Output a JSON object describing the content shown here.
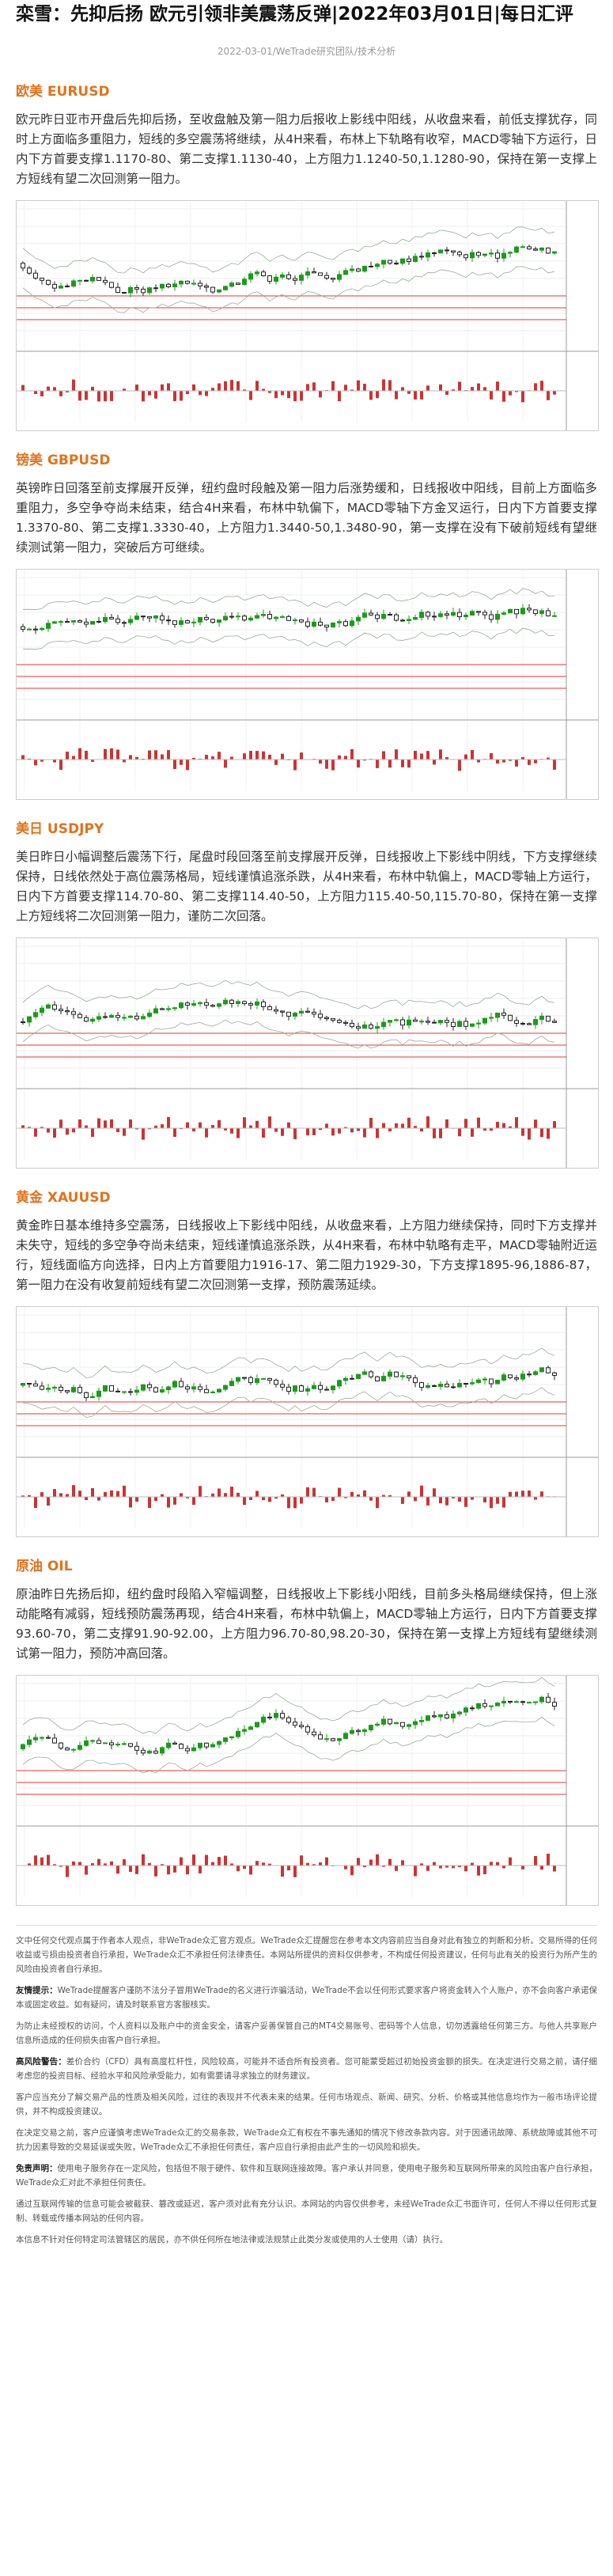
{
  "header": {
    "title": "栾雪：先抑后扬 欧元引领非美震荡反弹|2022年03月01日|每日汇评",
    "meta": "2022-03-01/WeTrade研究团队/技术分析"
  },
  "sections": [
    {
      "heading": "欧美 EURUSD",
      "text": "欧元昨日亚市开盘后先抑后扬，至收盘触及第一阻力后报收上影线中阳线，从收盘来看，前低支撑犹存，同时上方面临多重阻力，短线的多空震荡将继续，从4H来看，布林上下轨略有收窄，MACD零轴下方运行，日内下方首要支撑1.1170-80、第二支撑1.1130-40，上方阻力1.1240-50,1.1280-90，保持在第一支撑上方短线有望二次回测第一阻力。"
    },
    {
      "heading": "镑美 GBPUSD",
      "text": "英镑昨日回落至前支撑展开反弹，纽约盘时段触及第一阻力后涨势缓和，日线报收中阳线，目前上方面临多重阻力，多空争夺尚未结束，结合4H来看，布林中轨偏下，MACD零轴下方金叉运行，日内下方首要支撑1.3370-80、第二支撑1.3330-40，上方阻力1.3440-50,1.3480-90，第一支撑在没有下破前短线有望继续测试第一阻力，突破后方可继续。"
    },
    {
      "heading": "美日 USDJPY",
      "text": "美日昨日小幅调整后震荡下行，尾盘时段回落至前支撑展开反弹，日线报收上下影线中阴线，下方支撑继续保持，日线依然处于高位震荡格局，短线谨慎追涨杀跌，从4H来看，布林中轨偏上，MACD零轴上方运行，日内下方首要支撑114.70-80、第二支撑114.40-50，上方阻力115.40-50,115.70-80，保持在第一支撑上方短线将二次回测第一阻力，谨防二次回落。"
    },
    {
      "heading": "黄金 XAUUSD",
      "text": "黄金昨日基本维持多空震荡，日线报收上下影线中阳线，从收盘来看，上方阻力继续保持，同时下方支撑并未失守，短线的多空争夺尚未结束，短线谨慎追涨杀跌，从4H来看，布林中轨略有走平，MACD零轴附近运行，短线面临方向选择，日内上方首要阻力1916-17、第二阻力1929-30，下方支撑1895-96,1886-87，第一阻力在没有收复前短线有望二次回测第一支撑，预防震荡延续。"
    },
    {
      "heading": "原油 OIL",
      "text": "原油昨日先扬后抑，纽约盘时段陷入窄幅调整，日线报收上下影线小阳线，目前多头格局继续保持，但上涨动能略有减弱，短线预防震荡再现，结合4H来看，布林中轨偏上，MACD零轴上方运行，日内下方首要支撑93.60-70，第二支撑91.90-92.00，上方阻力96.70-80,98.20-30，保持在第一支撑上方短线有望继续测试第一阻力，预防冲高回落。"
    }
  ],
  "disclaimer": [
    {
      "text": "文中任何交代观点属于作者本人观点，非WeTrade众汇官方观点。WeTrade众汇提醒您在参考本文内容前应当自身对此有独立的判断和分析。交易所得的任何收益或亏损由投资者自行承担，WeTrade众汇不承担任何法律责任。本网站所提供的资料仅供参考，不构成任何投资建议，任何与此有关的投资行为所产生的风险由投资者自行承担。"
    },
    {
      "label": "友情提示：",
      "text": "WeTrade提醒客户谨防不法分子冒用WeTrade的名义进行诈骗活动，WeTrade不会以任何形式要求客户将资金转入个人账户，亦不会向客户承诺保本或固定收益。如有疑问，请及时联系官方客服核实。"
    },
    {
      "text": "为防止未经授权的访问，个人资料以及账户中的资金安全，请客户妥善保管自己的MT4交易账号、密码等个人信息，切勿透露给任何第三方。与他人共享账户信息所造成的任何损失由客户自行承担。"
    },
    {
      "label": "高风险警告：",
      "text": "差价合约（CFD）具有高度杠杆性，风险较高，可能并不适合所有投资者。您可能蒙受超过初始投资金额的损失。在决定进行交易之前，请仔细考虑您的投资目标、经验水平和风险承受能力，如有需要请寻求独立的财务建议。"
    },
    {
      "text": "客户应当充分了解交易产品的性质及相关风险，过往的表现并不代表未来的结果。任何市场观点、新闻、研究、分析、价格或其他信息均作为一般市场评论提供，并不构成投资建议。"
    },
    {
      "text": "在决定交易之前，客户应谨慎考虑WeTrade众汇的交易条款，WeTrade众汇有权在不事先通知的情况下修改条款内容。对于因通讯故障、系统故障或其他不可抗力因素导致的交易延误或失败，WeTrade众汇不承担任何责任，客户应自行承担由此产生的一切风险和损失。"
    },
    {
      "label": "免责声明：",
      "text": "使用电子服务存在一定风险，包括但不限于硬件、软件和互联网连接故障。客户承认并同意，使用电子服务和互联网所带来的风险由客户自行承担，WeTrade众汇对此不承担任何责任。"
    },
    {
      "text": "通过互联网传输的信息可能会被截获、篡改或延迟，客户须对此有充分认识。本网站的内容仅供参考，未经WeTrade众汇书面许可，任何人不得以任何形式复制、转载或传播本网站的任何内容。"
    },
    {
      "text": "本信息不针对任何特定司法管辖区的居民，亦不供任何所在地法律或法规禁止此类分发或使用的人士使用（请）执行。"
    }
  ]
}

---------------

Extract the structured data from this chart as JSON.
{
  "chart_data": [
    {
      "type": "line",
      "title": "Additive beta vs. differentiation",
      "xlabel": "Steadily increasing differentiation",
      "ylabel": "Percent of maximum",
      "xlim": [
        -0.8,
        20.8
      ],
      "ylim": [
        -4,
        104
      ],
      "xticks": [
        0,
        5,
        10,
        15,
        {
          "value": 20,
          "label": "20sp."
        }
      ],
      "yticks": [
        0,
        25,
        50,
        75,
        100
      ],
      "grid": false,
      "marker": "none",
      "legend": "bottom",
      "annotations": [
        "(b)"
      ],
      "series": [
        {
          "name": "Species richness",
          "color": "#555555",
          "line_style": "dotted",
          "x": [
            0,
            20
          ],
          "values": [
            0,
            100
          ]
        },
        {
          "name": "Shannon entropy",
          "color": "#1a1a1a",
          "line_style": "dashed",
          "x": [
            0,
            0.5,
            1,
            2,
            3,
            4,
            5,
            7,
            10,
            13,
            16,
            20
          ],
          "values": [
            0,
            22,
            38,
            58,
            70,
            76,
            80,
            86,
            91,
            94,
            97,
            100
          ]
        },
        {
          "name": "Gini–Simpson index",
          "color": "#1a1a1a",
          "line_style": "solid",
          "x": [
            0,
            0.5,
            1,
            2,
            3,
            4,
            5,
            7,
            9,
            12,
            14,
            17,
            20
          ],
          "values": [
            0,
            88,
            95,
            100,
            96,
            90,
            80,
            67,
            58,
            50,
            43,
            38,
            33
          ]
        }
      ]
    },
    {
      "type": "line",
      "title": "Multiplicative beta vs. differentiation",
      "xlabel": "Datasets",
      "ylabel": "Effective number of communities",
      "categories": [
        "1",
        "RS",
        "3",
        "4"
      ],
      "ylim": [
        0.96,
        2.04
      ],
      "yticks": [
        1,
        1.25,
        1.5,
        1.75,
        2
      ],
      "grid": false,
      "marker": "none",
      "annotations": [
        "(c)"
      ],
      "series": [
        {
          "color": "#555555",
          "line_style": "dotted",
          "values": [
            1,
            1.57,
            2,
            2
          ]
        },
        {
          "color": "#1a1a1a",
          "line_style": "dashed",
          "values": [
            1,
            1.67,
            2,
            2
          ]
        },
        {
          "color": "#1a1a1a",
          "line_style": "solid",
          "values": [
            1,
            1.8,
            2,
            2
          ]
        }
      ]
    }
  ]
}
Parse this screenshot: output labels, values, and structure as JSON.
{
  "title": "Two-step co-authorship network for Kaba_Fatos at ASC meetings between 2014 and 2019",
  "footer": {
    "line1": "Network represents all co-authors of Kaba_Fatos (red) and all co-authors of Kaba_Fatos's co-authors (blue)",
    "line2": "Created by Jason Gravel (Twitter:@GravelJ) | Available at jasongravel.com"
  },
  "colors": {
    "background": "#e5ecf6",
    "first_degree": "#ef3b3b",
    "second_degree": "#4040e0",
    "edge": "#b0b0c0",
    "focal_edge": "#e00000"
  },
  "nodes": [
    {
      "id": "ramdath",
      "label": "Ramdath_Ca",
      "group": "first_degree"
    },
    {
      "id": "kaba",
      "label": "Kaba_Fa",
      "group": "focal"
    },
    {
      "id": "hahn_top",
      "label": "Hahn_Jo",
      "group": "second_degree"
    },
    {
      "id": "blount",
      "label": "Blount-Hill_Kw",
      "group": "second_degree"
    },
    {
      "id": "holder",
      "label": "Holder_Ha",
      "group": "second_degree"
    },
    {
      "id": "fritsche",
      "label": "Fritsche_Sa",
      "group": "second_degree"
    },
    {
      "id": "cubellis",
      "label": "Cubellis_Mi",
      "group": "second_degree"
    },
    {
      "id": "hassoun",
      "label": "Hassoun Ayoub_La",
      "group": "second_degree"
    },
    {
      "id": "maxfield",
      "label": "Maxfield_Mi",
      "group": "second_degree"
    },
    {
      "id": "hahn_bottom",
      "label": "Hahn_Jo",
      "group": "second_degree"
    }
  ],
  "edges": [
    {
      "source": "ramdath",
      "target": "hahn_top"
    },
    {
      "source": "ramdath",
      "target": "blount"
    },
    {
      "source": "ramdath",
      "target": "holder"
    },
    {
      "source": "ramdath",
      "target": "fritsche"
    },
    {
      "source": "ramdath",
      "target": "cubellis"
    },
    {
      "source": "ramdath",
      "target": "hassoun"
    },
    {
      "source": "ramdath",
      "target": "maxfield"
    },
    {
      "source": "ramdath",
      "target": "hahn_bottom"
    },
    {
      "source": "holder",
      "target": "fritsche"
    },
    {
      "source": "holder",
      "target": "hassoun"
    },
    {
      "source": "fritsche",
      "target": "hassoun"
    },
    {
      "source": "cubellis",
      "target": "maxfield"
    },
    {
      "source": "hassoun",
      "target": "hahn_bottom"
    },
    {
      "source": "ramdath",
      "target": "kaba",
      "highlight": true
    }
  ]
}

---------------

Goal: Only the number is required: the count of lines containing the word "短线谨慎追涨杀跌".

Exercise response: 2